理研,ジャンクDNAから転写されるRNAの新しい機能を発見

理化学研究所(理研)は,これまで知られていなかった数千種類のRNAがiPS細胞やES細胞の核内で発現していることを見いだし,その一部が幹細胞に特徴的な多能性の維持に関与している可能性があることを明らかにした(プレスリリース)。

近年,細胞に存在するRNAにはタンパク質をコードしないncRNAが大量に含まれることが明らかになっている。ncRNAには、ゲノム上のレトロウイルスに由来する配列(レトロトランスポゾン)からの転写産物が多数含まれている。それらの一部は発生や細胞分化に関与していることが示唆されているが,大半のレトロトランスポゾン由来RNAの生物学的な機能は不明。

また,ES細胞やiPS細胞の研究では,創薬,再生医療への応用と並行して,幹細胞に特有の転写制御ネットワークについて膨大な知見が積み重ねられてきた。しかし,そのほとんどはタンパク質をコードする遺伝子についての理解であり,ncRNAの役割はほとんど明らかになっていない。

共同研究グループは,幹細胞におけるncRNAの役割を調べるため,iPS細胞やES細胞,及びiPS細胞の樹立に用いられた細胞種について,理研独自の技術であるCAGE法などにより網羅的な遺伝子発現解析を行なった結果,これまで知られていなかった幹細胞特異的な転写産物「NASTs(Non-Annotated-Stem-Transcripts)」が核内で多量に発現していることを見いだした。

NASTsはヒトとマウスあわせて1万種類以上存在し,約3分の1はレトロトランスポゾンの断片から転写が始まっていることが分かった。これらのレトロトランスポゾンは細胞周期やクロマチン構造に関わる遺伝子の発現調節領域となっている可能性があり,また,NASTsの一部はiPS細胞での多能性マーカー遺伝子の発現を直接制御する機能を持つことが示唆された。

ゲノムに存在するレトロトランスポゾン由来の配列は,大多数が機能を持たない「ジャンクDNA」とこれまで考えられてきた。ES細胞やiPS細胞において,レトロトランスポゾンの断片が活性化し,そこから転写されるRNAが多能性の維持に関与していることを示す今回の発見は,幹細胞においてncRNAが重要な役割を果たしていることを示唆する。

今後さらにNASTsの機能を解明することで,幹細胞特有の転写制御ネットワークの理解が深まり,iPS細胞から目的細胞を効率よく分化させる方法の開発などへの応用が期待できる。
══════
## 課題内容
ジャンクDNAに関する記事のうち、「近年,細胞に存在するRNAに」から「機能を持つことが示唆された。」までの部分を一字一句変えずに書き写してください。 ここからの資料は、別の出典から取ったものです。
══════
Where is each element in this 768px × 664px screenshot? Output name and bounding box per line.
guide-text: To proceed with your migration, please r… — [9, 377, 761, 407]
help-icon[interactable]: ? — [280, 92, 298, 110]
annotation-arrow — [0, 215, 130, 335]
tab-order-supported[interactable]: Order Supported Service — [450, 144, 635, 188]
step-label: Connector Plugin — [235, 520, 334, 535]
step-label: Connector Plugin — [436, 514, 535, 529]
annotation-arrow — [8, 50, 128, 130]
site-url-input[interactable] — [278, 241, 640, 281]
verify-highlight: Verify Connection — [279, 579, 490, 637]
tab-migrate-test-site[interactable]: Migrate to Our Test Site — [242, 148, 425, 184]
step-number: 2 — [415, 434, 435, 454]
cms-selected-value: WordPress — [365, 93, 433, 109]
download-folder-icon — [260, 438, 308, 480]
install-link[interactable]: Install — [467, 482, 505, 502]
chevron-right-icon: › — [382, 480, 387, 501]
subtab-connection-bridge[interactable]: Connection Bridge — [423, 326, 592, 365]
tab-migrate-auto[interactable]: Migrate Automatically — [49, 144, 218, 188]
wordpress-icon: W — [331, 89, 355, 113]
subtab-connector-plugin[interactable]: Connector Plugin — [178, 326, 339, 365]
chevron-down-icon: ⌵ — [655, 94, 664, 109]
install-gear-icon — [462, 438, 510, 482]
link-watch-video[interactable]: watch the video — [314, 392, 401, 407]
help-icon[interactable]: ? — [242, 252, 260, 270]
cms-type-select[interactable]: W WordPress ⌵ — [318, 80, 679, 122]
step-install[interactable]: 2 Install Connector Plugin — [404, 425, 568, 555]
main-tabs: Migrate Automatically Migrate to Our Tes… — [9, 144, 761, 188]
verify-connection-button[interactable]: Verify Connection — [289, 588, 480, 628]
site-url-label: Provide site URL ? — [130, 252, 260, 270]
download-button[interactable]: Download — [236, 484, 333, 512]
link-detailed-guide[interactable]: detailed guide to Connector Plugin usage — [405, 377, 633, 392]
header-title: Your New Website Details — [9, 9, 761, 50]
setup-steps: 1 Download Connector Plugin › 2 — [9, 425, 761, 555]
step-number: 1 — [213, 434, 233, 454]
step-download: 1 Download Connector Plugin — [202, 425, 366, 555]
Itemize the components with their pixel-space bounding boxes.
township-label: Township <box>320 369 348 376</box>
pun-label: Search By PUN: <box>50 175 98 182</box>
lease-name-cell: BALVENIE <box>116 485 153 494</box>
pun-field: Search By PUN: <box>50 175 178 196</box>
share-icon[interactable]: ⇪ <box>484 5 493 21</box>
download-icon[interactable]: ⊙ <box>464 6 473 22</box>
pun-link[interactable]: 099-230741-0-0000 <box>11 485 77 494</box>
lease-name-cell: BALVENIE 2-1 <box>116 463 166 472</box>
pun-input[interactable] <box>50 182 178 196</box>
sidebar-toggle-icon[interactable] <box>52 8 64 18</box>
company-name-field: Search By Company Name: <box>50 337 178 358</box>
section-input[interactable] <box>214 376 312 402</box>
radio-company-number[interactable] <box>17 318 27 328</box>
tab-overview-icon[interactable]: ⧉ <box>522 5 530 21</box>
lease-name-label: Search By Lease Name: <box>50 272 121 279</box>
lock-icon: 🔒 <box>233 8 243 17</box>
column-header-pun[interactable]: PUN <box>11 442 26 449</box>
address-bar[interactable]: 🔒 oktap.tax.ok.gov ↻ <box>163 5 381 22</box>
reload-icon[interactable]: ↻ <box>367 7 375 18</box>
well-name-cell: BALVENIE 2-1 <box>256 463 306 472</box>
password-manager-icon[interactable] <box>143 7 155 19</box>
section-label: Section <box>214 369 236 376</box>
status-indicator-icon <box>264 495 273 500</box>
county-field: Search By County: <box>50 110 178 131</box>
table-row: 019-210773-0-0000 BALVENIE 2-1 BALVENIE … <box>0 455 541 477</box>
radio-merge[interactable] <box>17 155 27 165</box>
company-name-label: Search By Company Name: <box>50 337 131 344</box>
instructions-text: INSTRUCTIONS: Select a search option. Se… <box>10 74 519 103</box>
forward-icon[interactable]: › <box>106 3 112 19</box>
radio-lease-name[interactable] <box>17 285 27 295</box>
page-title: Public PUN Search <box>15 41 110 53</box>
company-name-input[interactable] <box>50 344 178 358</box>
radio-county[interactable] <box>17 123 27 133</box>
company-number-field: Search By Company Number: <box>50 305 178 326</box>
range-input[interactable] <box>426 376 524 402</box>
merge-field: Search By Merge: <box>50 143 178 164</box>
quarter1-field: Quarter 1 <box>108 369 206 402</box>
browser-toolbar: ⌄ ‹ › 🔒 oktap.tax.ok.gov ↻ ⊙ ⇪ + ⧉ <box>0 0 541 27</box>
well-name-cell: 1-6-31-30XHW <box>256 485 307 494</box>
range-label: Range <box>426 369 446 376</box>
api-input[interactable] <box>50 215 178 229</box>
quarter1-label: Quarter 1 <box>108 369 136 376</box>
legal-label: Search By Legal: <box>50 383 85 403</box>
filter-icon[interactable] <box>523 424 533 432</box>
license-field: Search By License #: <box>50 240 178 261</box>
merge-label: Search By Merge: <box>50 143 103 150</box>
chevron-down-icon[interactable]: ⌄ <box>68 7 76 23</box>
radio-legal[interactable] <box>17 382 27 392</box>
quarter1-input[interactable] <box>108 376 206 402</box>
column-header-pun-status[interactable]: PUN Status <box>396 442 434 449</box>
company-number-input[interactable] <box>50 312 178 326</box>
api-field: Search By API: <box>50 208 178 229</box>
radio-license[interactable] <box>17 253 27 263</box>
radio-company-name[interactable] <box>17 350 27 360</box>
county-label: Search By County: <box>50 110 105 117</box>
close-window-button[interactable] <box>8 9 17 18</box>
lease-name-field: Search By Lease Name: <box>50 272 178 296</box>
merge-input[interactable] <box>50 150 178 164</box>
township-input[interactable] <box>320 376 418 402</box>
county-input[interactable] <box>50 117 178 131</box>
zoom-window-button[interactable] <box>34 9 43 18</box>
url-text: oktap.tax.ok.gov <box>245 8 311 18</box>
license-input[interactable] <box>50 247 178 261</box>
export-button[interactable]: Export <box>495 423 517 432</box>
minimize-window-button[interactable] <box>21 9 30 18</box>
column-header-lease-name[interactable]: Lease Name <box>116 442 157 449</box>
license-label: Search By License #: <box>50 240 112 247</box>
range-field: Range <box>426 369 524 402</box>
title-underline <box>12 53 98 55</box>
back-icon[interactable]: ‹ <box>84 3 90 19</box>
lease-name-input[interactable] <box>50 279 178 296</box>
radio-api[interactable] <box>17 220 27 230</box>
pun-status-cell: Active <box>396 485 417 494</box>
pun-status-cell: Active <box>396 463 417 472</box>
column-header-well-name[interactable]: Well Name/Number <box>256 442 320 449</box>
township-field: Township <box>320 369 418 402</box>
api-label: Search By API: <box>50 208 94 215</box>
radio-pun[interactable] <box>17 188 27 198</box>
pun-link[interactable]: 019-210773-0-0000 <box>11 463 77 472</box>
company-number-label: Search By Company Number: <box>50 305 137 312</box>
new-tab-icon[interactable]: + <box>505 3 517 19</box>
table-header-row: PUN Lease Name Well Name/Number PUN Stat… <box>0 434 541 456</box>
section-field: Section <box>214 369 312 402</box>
══════
## 実行結果
近年,細胞に存在するRNAにはタンパク質をコードしないncRNAが大量に含まれることが明らかになっている。ncRNAには、ゲノム上のレトロウイルスに由来する配列(レトロトランスポゾン)からの転写産物が多数含まれている。それらの一部は発生や細胞分化に関与していることが示唆されているが,大半のレトロトランスポゾン由来RNAの生物学的な機能は不明。

また,ES細胞やiPS細胞の研究では,創薬,再生医療への応用と並行して,幹細胞に特有の転写制御ネットワークについて膨大な知見が積み重ねられてきた。しかし,そのほとんどはタンパク質をコードする遺伝子についての理解であり,ncRNAの役割はほとんど明らかになっていない。

共同研究グループは,幹細胞におけるncRNAの役割を調べるため,iPS細胞やES細胞,及びiPS細胞の樹立に用いられた細胞種について,理研独自の技術であるCAGE法などにより網羅的な遺伝子発現解析を行なった結果,これまで知られていなかった幹細胞特異的な転写産物「NASTs(Non-Annotated-Stem-Transcripts)」が核内で多量に発現していることを見いだした。

NASTsはヒトとマウスあわせて1万種類以上存在し,約3分の1はレトロトランスポゾンの断片から転写が始まっていることが分かった。これらのレトロトランスポゾンは細胞周期やクロマチン構造に関わる遺伝子の発現調節領域となっている可能性があり,また,NASTsの一部はiPS細胞での多能性マーカー遺伝子の発現を直接制御する機能を持つことが示唆された。